* **Directions**: Recast every line of the records below as a Markdown table with the columns Row and Line, numbering the rows and omitting any blank lines.

::: Data shown :::

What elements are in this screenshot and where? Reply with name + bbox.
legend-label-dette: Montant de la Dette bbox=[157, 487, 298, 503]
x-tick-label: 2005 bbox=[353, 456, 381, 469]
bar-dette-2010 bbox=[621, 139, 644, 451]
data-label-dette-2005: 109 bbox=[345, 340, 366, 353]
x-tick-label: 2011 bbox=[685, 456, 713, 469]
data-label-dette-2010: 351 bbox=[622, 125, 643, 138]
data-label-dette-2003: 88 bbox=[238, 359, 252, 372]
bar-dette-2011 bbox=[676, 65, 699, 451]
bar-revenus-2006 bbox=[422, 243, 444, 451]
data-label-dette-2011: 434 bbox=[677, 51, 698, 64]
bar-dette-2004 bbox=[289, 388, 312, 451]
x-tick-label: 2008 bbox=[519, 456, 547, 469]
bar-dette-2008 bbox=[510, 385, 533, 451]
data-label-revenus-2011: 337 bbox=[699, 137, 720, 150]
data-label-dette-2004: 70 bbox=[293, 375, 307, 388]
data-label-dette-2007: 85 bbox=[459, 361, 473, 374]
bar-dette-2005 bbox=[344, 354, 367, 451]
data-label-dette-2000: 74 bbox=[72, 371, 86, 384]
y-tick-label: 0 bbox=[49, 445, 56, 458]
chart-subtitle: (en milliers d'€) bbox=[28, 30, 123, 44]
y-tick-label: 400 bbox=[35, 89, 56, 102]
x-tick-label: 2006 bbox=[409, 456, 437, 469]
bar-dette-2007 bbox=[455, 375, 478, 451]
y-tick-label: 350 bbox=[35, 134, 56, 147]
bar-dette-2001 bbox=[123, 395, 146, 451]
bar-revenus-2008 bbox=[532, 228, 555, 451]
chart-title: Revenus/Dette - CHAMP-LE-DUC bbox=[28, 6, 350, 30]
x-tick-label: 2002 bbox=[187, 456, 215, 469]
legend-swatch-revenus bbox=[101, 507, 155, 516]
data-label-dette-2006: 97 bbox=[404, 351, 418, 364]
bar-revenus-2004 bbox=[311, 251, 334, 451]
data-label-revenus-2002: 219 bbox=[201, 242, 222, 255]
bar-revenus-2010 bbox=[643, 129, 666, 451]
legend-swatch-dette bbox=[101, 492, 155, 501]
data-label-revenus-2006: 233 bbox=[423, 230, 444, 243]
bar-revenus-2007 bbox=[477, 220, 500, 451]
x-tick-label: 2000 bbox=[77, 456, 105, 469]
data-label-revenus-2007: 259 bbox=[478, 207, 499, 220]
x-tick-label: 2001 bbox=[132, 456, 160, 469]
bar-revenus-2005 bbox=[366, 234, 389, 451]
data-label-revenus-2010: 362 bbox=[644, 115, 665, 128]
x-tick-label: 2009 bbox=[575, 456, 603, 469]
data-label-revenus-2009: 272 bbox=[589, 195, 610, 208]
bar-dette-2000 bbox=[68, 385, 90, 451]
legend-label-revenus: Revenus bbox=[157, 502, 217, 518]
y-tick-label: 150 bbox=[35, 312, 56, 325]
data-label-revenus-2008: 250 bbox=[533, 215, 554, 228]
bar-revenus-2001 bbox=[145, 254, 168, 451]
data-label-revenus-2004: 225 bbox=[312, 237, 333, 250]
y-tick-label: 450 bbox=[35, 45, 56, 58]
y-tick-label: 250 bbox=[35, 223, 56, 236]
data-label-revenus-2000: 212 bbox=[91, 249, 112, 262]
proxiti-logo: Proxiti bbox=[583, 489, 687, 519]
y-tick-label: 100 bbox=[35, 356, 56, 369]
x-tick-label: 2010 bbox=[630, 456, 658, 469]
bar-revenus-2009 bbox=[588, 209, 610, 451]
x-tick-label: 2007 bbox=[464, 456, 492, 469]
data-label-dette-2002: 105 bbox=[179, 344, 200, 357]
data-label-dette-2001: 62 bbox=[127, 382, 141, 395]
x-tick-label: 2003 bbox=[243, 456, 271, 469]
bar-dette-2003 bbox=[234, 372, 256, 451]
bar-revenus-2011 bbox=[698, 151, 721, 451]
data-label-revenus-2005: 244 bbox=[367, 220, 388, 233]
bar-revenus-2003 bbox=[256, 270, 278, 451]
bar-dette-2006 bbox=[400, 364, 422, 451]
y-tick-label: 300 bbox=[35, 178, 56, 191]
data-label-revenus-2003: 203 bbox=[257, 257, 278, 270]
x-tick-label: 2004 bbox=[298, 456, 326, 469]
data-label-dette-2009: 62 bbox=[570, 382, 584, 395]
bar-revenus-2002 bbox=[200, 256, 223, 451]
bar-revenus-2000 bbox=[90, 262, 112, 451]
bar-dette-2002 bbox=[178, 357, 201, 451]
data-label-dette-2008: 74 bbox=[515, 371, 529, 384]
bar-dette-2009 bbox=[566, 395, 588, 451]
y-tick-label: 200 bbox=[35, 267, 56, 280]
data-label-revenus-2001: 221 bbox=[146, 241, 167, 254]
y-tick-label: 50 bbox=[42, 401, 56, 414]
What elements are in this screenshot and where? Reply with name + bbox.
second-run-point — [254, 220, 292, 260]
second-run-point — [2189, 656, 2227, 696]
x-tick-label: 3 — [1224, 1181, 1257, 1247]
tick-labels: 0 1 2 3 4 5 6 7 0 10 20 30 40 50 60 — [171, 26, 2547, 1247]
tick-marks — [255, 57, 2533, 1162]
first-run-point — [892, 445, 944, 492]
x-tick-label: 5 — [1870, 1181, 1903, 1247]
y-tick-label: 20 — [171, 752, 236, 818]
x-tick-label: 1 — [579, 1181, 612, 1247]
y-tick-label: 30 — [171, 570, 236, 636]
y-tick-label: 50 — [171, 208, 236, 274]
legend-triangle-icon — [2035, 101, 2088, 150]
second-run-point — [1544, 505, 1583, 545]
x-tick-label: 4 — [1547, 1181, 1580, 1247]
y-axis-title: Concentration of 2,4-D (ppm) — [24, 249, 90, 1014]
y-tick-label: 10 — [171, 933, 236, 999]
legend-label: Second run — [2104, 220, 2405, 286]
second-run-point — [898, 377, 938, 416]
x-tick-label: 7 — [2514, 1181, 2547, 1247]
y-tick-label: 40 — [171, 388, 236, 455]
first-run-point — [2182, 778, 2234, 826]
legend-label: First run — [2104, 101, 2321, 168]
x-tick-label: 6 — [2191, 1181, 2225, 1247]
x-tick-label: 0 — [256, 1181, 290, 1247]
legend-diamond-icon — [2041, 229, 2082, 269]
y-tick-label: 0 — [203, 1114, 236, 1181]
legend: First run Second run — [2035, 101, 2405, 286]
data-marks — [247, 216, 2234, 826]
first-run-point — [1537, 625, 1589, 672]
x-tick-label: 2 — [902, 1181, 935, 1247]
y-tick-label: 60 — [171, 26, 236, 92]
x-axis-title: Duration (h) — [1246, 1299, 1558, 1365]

:::

* **Solution for this exercise**:
| Row | Line |
|---|---|
| 1 | What elements are in this screenshot and where? Reply with name + bbox. |
| 2 | legend-label-dette: Montant de la Dette bbox=[157, 487, 298, 503] |
| 3 | x-tick-label: 2005 bbox=[353, 456, 381, 469] |
| 4 | bar-dette-2010 bbox=[621, 139, 644, 451] |
| 5 | data-label-dette-2005: 109 bbox=[345, 340, 366, 353] |
| 6 | x-tick-label: 2011 bbox=[685, 456, 713, 469] |
| 7 | data-label-dette-2010: 351 bbox=[622, 125, 643, 138] |
| 8 | data-label-dette-2003: 88 bbox=[238, 359, 252, 372] |
| 9 | bar-dette-2011 bbox=[676, 65, 699, 451] |
| 10 | bar-revenus-2006 bbox=[422, 243, 444, 451] |
| 11 | data-label-dette-2011: 434 bbox=[677, 51, 698, 64] |
| 12 | bar-dette-2004 bbox=[289, 388, 312, 451] |
| 13 | x-tick-label: 2008 bbox=[519, 456, 547, 469] |
| 14 | bar-dette-2008 bbox=[510, 385, 533, 451] |
| 15 | data-label-revenus-2011: 337 bbox=[699, 137, 720, 150] |
| 16 | data-label-dette-2004: 70 bbox=[293, 375, 307, 388] |
| 17 | data-label-dette-2007: 85 bbox=[459, 361, 473, 374] |
| 18 | bar-dette-2005 bbox=[344, 354, 367, 451] |
| 19 | data-label-dette-2000: 74 bbox=[72, 371, 86, 384] |
| 20 | y-tick-label: 0 bbox=[49, 445, 56, 458] |
| 21 | chart-subtitle: (en milliers d'€) bbox=[28, 30, 123, 44] |
| 22 | y-tick-label: 400 bbox=[35, 89, 56, 102] |
| 23 | x-tick-label: 2006 bbox=[409, 456, 437, 469] |
| 24 | bar-dette-2007 bbox=[455, 375, 478, 451] |
| 25 | y-tick-label: 350 bbox=[35, 134, 56, 147] |
| 26 | bar-dette-2001 bbox=[123, 395, 146, 451] |
| 27 | bar-revenus-2008 bbox=[532, 228, 555, 451] |
| 28 | chart-title: Revenus/Dette - CHAMP-LE-DUC bbox=[28, 6, 350, 30] |
| 29 | x-tick-label: 2002 bbox=[187, 456, 215, 469] |
| 30 | legend-swatch-revenus bbox=[101, 507, 155, 516] |
| 31 | data-label-dette-2006: 97 bbox=[404, 351, 418, 364] |
| 32 | bar-revenus-2004 bbox=[311, 251, 334, 451] |
| 33 | data-label-revenus-2002: 219 bbox=[201, 242, 222, 255] |
| 34 | bar-revenus-2010 bbox=[643, 129, 666, 451] |
| 35 | legend-swatch-dette bbox=[101, 492, 155, 501] |
| 36 | data-label-revenus-2006: 233 bbox=[423, 230, 444, 243] |
| 37 | bar-revenus-2007 bbox=[477, 220, 500, 451] |
| 38 | x-tick-label: 2000 bbox=[77, 456, 105, 469] |
| 39 | data-label-revenus-2007: 259 bbox=[478, 207, 499, 220] |
| 40 | x-tick-label: 2001 bbox=[132, 456, 160, 469] |
| 41 | bar-revenus-2005 bbox=[366, 234, 389, 451] |
| 42 | data-label-revenus-2010: 362 bbox=[644, 115, 665, 128] |
| 43 | x-tick-label: 2009 bbox=[575, 456, 603, 469] |
| 44 | data-label-revenus-2009: 272 bbox=[589, 195, 610, 208] |
| 45 | bar-dette-2000 bbox=[68, 385, 90, 451] |
| 46 | legend-label-revenus: Revenus bbox=[157, 502, 217, 518] |
| 47 | y-tick-label: 150 bbox=[35, 312, 56, 325] |
| 48 | data-label-revenus-2008: 250 bbox=[533, 215, 554, 228] |
| 49 | bar-revenus-2001 bbox=[145, 254, 168, 451] |
| 50 | data-label-revenus-2004: 225 bbox=[312, 237, 333, 250] |
| 51 | y-tick-label: 450 bbox=[35, 45, 56, 58] |
| 52 | y-tick-label: 250 bbox=[35, 223, 56, 236] |
| 53 | data-label-revenus-2000: 212 bbox=[91, 249, 112, 262] |
| 54 | proxiti-logo: Proxiti bbox=[583, 489, 687, 519] |
| 55 | y-tick-label: 100 bbox=[35, 356, 56, 369] |
| 56 | x-tick-label: 2010 bbox=[630, 456, 658, 469] |
| 57 | bar-revenus-2009 bbox=[588, 209, 610, 451] |
| 58 | x-tick-label: 2007 bbox=[464, 456, 492, 469] |
| 59 | data-label-dette-2002: 105 bbox=[179, 344, 200, 357] |
| 60 | data-label-dette-2001: 62 bbox=[127, 382, 141, 395] |
| 61 | x-tick-label: 2003 bbox=[243, 456, 271, 469] |
| 62 | bar-dette-2003 bbox=[234, 372, 256, 451] |
| 63 | bar-revenus-2011 bbox=[698, 151, 721, 451] |
| 64 | data-label-revenus-2005: 244 bbox=[367, 220, 388, 233] |
| 65 | bar-revenus-2003 bbox=[256, 270, 278, 451] |
| 66 | bar-dette-2006 bbox=[400, 364, 422, 451] |
| 67 | y-tick-label: 300 bbox=[35, 178, 56, 191] |
| 68 | data-label-revenus-2003: 203 bbox=[257, 257, 278, 270] |
| 69 | x-tick-label: 2004 bbox=[298, 456, 326, 469] |
| 70 | data-label-dette-2009: 62 bbox=[570, 382, 584, 395] |
| 71 | bar-revenus-2002 bbox=[200, 256, 223, 451] |
| 72 | bar-revenus-2000 bbox=[90, 262, 112, 451] |
| 73 | bar-dette-2002 bbox=[178, 357, 201, 451] |
| 74 | data-label-dette-2008: 74 bbox=[515, 371, 529, 384] |
| 75 | bar-dette-2009 bbox=[566, 395, 588, 451] |
| 76 | y-tick-label: 200 bbox=[35, 267, 56, 280] |
| 77 | data-label-revenus-2001: 221 bbox=[146, 241, 167, 254] |
| 78 | y-tick-label: 50 bbox=[42, 401, 56, 414] |
| 79 | What elements are in this screenshot and where? Reply with name + bbox. |
| 80 | second-run-point — [254, 220, 292, 260] |
| 81 | second-run-point — [2189, 656, 2227, 696] |
| 82 | x-tick-label: 3 — [1224, 1181, 1257, 1247] |
| 83 | tick-labels: 0 1 2 3 4 5 6 7 0 10 20 30 40 50 60 — [171, 26, 2547, 1247] |
| 84 | tick-marks — [255, 57, 2533, 1162] |
| 85 | first-run-point — [892, 445, 944, 492] |
| 86 | x-tick-label: 5 — [1870, 1181, 1903, 1247] |
| 87 | y-tick-label: 20 — [171, 752, 236, 818] |
| 88 | x-tick-label: 1 — [579, 1181, 612, 1247] |
| 89 | y-tick-label: 30 — [171, 570, 236, 636] |
| 90 | y-tick-label: 50 — [171, 208, 236, 274] |
| 91 | legend-triangle-icon — [2035, 101, 2088, 150] |
| 92 | second-run-point — [1544, 505, 1583, 545] |
| 93 | x-tick-label: 4 — [1547, 1181, 1580, 1247] |
| 94 | y-axis-title: Concentration of 2,4-D (ppm) — [24, 249, 90, 1014] |
| 95 | y-tick-label: 10 — [171, 933, 236, 999] |
| 96 | legend-label: Second run — [2104, 220, 2405, 286] |
| 97 | second-run-point — [898, 377, 938, 416] |
| 98 | x-tick-label: 7 — [2514, 1181, 2547, 1247] |
| 99 | y-tick-label: 40 — [171, 388, 236, 455] |
| 100 | first-run-point — [2182, 778, 2234, 826] |
| 101 | legend-label: First run — [2104, 101, 2321, 168] |
| 102 | x-tick-label: 6 — [2191, 1181, 2225, 1247] |
| 103 | x-tick-label: 0 — [256, 1181, 290, 1247] |
| 104 | legend-diamond-icon — [2041, 229, 2082, 269] |
| 105 | y-tick-label: 0 — [203, 1114, 236, 1181] |
| 106 | legend: First run Second run — [2035, 101, 2405, 286] |
| 107 | data-marks — [247, 216, 2234, 826] |
| 108 | first-run-point — [1537, 625, 1589, 672] |
| 109 | x-tick-label: 2 — [902, 1181, 935, 1247] |
| 110 | y-tick-label: 60 — [171, 26, 236, 92] |
| 111 | x-axis-title: Duration (h) — [1246, 1299, 1558, 1365] |